Work required:
Would you set down every entry shown below, precisely as written?

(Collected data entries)
►
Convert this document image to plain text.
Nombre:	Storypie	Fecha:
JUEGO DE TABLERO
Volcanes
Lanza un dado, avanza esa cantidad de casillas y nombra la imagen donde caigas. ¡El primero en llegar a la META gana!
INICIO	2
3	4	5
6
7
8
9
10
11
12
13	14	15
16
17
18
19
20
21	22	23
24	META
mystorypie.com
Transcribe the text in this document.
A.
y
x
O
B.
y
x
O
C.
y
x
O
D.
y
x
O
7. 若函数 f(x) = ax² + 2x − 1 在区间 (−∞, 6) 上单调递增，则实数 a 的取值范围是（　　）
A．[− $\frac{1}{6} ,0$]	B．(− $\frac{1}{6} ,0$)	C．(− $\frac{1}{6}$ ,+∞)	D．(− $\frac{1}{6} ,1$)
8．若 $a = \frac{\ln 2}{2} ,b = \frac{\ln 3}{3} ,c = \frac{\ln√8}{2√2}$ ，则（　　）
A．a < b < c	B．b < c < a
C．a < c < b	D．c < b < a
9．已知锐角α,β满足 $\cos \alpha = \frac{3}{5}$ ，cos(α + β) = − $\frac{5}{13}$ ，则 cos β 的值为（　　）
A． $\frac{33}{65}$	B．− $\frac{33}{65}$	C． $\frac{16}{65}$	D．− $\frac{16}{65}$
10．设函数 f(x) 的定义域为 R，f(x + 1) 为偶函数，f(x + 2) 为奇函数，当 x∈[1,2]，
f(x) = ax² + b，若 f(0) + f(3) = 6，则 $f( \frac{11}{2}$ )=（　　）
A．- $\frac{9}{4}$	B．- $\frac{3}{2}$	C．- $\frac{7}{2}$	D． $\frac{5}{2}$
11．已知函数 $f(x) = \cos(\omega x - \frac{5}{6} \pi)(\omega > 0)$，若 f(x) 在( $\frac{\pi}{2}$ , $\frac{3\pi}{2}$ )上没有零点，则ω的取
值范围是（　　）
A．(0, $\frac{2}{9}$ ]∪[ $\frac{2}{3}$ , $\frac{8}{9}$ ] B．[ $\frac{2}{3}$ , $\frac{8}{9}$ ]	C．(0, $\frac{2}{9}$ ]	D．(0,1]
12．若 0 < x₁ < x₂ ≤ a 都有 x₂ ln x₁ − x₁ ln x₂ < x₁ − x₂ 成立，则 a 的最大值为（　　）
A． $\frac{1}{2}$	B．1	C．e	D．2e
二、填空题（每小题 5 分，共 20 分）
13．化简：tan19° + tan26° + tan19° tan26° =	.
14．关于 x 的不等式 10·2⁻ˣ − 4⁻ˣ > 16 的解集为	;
◄
The response:
Convert this document image to plain text.
Nombre:	Storypie	Fecha:
JUEGO DE TABLERO
Volcanes
Lanza un dado, avanza esa cantidad de casillas y nombra la imagen donde caigas. ¡El primero en llegar a la META gana!
INICIO	2
3	4	5
6
7
8
9
10
11
12
13	14	15
16
17
18
19
20
21	22	23
24	META
mystorypie.com
Transcribe the text in this document.
A.
y
x
O
B.
y
x
O
C.
y
x
O
D.
y
x
O
7. 若函数 f(x) = ax² + 2x − 1 在区间 (−∞, 6) 上单调递增，则实数 a 的取值范围是（　　）
A．[− $\frac{1}{6} ,0$]	B．(− $\frac{1}{6} ,0$)	C．(− $\frac{1}{6}$ ,+∞)	D．(− $\frac{1}{6} ,1$)
8．若 $a = \frac{\ln 2}{2} ,b = \frac{\ln 3}{3} ,c = \frac{\ln√8}{2√2}$ ，则（　　）
A．a < b < c	B．b < c < a
C．a < c < b	D．c < b < a
9．已知锐角α,β满足 $\cos \alpha = \frac{3}{5}$ ，cos(α + β) = − $\frac{5}{13}$ ，则 cos β 的值为（　　）
A． $\frac{33}{65}$	B．− $\frac{33}{65}$	C． $\frac{16}{65}$	D．− $\frac{16}{65}$
10．设函数 f(x) 的定义域为 R，f(x + 1) 为偶函数，f(x + 2) 为奇函数，当 x∈[1,2]，
f(x) = ax² + b，若 f(0) + f(3) = 6，则 $f( \frac{11}{2}$ )=（　　）
A．- $\frac{9}{4}$	B．- $\frac{3}{2}$	C．- $\frac{7}{2}$	D． $\frac{5}{2}$
11．已知函数 $f(x) = \cos(\omega x - \frac{5}{6} \pi)(\omega > 0)$，若 f(x) 在( $\frac{\pi}{2}$ , $\frac{3\pi}{2}$ )上没有零点，则ω的取
值范围是（　　）
A．(0, $\frac{2}{9}$ ]∪[ $\frac{2}{3}$ , $\frac{8}{9}$ ] B．[ $\frac{2}{3}$ , $\frac{8}{9}$ ]	C．(0, $\frac{2}{9}$ ]	D．(0,1]
12．若 0 < x₁ < x₂ ≤ a 都有 x₂ ln x₁ − x₁ ln x₂ < x₁ − x₂ 成立，则 a 的最大值为（　　）
A． $\frac{1}{2}$	B．1	C．e	D．2e
二、填空题（每小题 5 分，共 20 分）
13．化简：tan19° + tan26° + tan19° tan26° =	.
14．关于 x 的不等式 10·2⁻ˣ − 4⁻ˣ > 16 的解集为	;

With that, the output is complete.